(Dataset records on visual material)
◇ ◇ ◇ ◇

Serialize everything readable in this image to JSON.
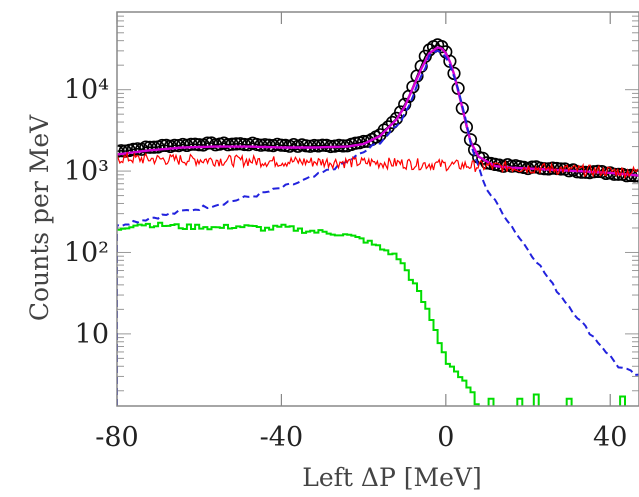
{
  "chart_data": {
    "type": "line",
    "title": "",
    "xlabel": "Left ΔP [MeV]",
    "ylabel": "Counts per MeV",
    "xlim": [
      -80,
      47
    ],
    "ylim": [
      1.3,
      90000
    ],
    "yscale": "log",
    "grid": false,
    "legend": "none",
    "x_ticks": [
      -80,
      -40,
      0,
      40
    ],
    "x_tick_labels": [
      "-80",
      "-40",
      "0",
      "40"
    ],
    "y_ticks": [
      10,
      100,
      1000,
      10000
    ],
    "y_tick_labels": [
      "10",
      "10²",
      "10³",
      "10⁴"
    ],
    "series": [
      {
        "style": "open-circles",
        "color": "#000000",
        "x": [
          -80,
          -76,
          -72,
          -68,
          -64,
          -60,
          -56,
          -52,
          -48,
          -44,
          -40,
          -36,
          -32,
          -28,
          -24,
          -20,
          -18,
          -16,
          -14,
          -12,
          -10,
          -8,
          -7,
          -6,
          -5,
          -4,
          -3,
          -2,
          -1,
          0,
          1,
          2,
          3,
          4,
          5,
          6,
          7,
          8,
          10,
          12,
          16,
          20,
          24,
          28,
          32,
          36,
          40,
          44,
          47
        ],
        "y": [
          1750,
          1850,
          1950,
          2050,
          2100,
          2150,
          2150,
          2150,
          2150,
          2100,
          2100,
          2050,
          2050,
          2050,
          2100,
          2250,
          2450,
          2800,
          3500,
          4500,
          6500,
          11000,
          14500,
          19000,
          25000,
          30000,
          33000,
          35000,
          33500,
          29000,
          23000,
          16000,
          10500,
          6000,
          3500,
          2400,
          1800,
          1500,
          1300,
          1200,
          1150,
          1100,
          1100,
          1050,
          1000,
          980,
          950,
          900,
          880
        ]
      },
      {
        "style": "line",
        "color": "#d400d4",
        "x": [
          -80,
          -72,
          -64,
          -56,
          -48,
          -40,
          -32,
          -24,
          -20,
          -16,
          -12,
          -10,
          -8,
          -6,
          -4,
          -2,
          -1,
          0,
          1,
          2,
          4,
          6,
          8,
          12,
          16,
          24,
          32,
          40,
          47
        ],
        "y": [
          1600,
          1800,
          1950,
          2000,
          2000,
          1950,
          1950,
          2000,
          2150,
          2700,
          4300,
          6200,
          10500,
          18000,
          28000,
          33000,
          32000,
          28000,
          22000,
          15500,
          6000,
          2300,
          1500,
          1150,
          1100,
          1050,
          1000,
          950,
          880
        ]
      },
      {
        "style": "dashed",
        "color": "#2222dd",
        "x": [
          -80,
          -78,
          -76,
          -72,
          -68,
          -64,
          -60,
          -56,
          -52,
          -48,
          -44,
          -40,
          -36,
          -32,
          -28,
          -24,
          -20,
          -16,
          -12,
          -10,
          -8,
          -6,
          -4,
          -2,
          0,
          2,
          4,
          6,
          8,
          10,
          14,
          18,
          22,
          26,
          30,
          34,
          38,
          42,
          47
        ],
        "y": [
          210,
          230,
          240,
          265,
          290,
          320,
          350,
          390,
          430,
          480,
          540,
          620,
          720,
          850,
          1050,
          1300,
          1700,
          2300,
          3500,
          5000,
          8500,
          15000,
          25000,
          32000,
          26000,
          15000,
          6500,
          2200,
          1100,
          600,
          300,
          150,
          80,
          40,
          22,
          12,
          7,
          4,
          3
        ]
      },
      {
        "style": "noisy-line",
        "color": "#ff0000",
        "x": [
          -80,
          -70,
          -60,
          -50,
          -40,
          -30,
          -20,
          -10,
          0,
          10,
          20,
          30,
          40,
          47
        ],
        "y": [
          1450,
          1400,
          1380,
          1350,
          1320,
          1300,
          1280,
          1250,
          1200,
          1150,
          1100,
          1050,
          1000,
          980
        ]
      },
      {
        "style": "step",
        "color": "#00dd00",
        "x": [
          -80,
          -76,
          -72,
          -68,
          -64,
          -60,
          -56,
          -52,
          -48,
          -44,
          -40,
          -36,
          -32,
          -28,
          -24,
          -20,
          -18,
          -16,
          -14,
          -12,
          -10,
          -8,
          -6,
          -4,
          -2,
          0,
          2,
          4,
          6,
          8
        ],
        "y": [
          195,
          225,
          220,
          215,
          205,
          210,
          200,
          210,
          205,
          195,
          205,
          190,
          180,
          175,
          160,
          140,
          125,
          110,
          100,
          85,
          60,
          40,
          25,
          15,
          8,
          4.5,
          3.5,
          2.5,
          1.8,
          1.2
        ]
      },
      {
        "style": "step-spikes",
        "color": "#00dd00",
        "x": [
          11,
          18,
          22,
          30,
          43
        ],
        "y": [
          1.6,
          1.6,
          1.8,
          1.6,
          1.7
        ]
      }
    ]
  }
}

◇ ◇ ◇ ◇

* Work to be completed
Find how many lines in the listing contain the word "color" and give that count alone.

* Exercise result
6